## Requirements
Give a verbatim quotation of every record.

## Extracted entries
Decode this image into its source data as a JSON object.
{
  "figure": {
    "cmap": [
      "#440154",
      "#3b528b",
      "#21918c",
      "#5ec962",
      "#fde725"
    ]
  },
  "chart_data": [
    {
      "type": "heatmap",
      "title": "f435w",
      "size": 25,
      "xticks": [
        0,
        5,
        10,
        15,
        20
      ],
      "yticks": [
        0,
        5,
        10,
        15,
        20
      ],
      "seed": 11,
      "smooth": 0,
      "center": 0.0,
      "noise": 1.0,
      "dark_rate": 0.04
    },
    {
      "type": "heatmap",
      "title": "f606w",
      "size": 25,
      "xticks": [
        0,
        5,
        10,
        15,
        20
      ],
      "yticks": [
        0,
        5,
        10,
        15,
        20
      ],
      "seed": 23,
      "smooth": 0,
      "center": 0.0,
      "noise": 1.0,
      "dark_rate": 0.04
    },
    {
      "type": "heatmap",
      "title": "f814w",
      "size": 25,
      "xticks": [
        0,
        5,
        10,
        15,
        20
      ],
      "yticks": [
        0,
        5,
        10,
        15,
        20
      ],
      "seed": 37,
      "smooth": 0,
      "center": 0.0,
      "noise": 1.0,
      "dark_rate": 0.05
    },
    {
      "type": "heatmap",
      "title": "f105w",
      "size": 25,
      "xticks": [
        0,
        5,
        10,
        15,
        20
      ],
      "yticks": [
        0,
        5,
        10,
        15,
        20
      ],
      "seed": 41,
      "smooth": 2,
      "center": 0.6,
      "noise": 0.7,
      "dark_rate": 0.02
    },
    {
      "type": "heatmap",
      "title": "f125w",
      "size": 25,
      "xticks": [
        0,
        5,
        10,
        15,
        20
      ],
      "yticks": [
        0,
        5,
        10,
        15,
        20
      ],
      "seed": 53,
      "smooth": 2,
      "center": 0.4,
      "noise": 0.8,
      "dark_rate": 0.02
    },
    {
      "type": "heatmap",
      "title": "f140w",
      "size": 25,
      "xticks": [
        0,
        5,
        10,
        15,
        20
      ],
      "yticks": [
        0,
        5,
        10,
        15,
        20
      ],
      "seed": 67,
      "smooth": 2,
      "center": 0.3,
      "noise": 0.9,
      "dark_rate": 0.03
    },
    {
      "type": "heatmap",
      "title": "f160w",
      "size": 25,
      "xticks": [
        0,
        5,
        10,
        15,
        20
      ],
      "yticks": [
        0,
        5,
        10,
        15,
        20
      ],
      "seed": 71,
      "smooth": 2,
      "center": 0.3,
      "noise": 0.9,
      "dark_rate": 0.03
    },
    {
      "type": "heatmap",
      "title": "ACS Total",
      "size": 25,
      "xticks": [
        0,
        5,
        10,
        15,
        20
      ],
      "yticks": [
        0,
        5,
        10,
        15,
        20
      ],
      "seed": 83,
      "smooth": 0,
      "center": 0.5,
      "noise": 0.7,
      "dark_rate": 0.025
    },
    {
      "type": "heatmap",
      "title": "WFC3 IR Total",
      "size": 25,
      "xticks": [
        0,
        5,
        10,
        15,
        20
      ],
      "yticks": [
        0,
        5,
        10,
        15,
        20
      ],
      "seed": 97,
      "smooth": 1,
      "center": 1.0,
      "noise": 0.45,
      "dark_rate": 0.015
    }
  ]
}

## Task answer
Decode this image into its source data as a JSON object.
{
  "figure": {
    "cmap": [
      "#440154",
      "#3b528b",
      "#21918c",
      "#5ec962",
      "#fde725"
    ]
  },
  "chart_data": [
    {
      "type": "heatmap",
      "title": "f435w",
      "size": 25,
      "xticks": [
        0,
        5,
        10,
        15,
        20
      ],
      "yticks": [
        0,
        5,
        10,
        15,
        20
      ],
      "seed": 11,
      "smooth": 0,
      "center": 0.0,
      "noise": 1.0,
      "dark_rate": 0.04
    },
    {
      "type": "heatmap",
      "title": "f606w",
      "size": 25,
      "xticks": [
        0,
        5,
        10,
        15,
        20
      ],
      "yticks": [
        0,
        5,
        10,
        15,
        20
      ],
      "seed": 23,
      "smooth": 0,
      "center": 0.0,
      "noise": 1.0,
      "dark_rate": 0.04
    },
    {
      "type": "heatmap",
      "title": "f814w",
      "size": 25,
      "xticks": [
        0,
        5,
        10,
        15,
        20
      ],
      "yticks": [
        0,
        5,
        10,
        15,
        20
      ],
      "seed": 37,
      "smooth": 0,
      "center": 0.0,
      "noise": 1.0,
      "dark_rate": 0.05
    },
    {
      "type": "heatmap",
      "title": "f105w",
      "size": 25,
      "xticks": [
        0,
        5,
        10,
        15,
        20
      ],
      "yticks": [
        0,
        5,
        10,
        15,
        20
      ],
      "seed": 41,
      "smooth": 2,
      "center": 0.6,
      "noise": 0.7,
      "dark_rate": 0.02
    },
    {
      "type": "heatmap",
      "title": "f125w",
      "size": 25,
      "xticks": [
        0,
        5,
        10,
        15,
        20
      ],
      "yticks": [
        0,
        5,
        10,
        15,
        20
      ],
      "seed": 53,
      "smooth": 2,
      "center": 0.4,
      "noise": 0.8,
      "dark_rate": 0.02
    },
    {
      "type": "heatmap",
      "title": "f140w",
      "size": 25,
      "xticks": [
        0,
        5,
        10,
        15,
        20
      ],
      "yticks": [
        0,
        5,
        10,
        15,
        20
      ],
      "seed": 67,
      "smooth": 2,
      "center": 0.3,
      "noise": 0.9,
      "dark_rate": 0.03
    },
    {
      "type": "heatmap",
      "title": "f160w",
      "size": 25,
      "xticks": [
        0,
        5,
        10,
        15,
        20
      ],
      "yticks": [
        0,
        5,
        10,
        15,
        20
      ],
      "seed": 71,
      "smooth": 2,
      "center": 0.3,
      "noise": 0.9,
      "dark_rate": 0.03
    },
    {
      "type": "heatmap",
      "title": "ACS Total",
      "size": 25,
      "xticks": [
        0,
        5,
        10,
        15,
        20
      ],
      "yticks": [
        0,
        5,
        10,
        15,
        20
      ],
      "seed": 83,
      "smooth": 0,
      "center": 0.5,
      "noise": 0.7,
      "dark_rate": 0.025
    },
    {
      "type": "heatmap",
      "title": "WFC3 IR Total",
      "size": 25,
      "xticks": [
        0,
        5,
        10,
        15,
        20
      ],
      "yticks": [
        0,
        5,
        10,
        15,
        20
      ],
      "seed": 97,
      "smooth": 1,
      "center": 1.0,
      "noise": 0.45,
      "dark_rate": 0.015
    }
  ]
}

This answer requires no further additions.